- Stated goal
Look for the string "décembre" in every line, and copy each line that has it.
%%
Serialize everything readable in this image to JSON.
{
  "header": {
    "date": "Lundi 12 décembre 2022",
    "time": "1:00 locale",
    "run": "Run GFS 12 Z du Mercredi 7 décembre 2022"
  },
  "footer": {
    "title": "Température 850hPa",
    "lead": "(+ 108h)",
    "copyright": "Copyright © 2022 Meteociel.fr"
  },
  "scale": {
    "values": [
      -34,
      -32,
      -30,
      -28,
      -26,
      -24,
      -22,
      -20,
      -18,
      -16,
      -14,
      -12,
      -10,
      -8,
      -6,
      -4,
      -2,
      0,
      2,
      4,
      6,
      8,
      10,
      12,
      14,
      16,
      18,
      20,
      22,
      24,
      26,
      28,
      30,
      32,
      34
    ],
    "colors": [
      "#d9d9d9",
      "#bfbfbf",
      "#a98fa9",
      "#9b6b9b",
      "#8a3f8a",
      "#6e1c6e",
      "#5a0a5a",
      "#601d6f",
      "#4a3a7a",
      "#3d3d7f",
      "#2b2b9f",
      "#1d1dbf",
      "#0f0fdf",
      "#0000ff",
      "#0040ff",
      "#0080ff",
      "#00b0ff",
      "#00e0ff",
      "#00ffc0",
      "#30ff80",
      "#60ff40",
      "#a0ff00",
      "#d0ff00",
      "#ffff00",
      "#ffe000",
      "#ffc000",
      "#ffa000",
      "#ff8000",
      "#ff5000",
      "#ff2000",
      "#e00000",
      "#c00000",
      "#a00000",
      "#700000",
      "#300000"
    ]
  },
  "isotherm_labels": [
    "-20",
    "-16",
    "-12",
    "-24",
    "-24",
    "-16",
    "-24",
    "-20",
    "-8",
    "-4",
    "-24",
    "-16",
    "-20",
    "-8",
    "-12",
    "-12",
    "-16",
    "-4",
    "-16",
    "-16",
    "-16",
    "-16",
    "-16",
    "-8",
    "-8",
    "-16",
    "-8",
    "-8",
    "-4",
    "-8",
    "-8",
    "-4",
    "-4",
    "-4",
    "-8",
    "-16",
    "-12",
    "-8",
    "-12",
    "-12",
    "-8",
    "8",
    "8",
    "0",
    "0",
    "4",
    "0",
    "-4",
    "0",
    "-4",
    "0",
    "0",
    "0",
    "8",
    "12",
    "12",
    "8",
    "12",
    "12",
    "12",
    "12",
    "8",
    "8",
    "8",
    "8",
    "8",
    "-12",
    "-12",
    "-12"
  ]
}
%%
- Finished answer
    "date": "Lundi 12 décembre 2022",
    "run": "Run GFS 12 Z du Mercredi 7 décembre 2022"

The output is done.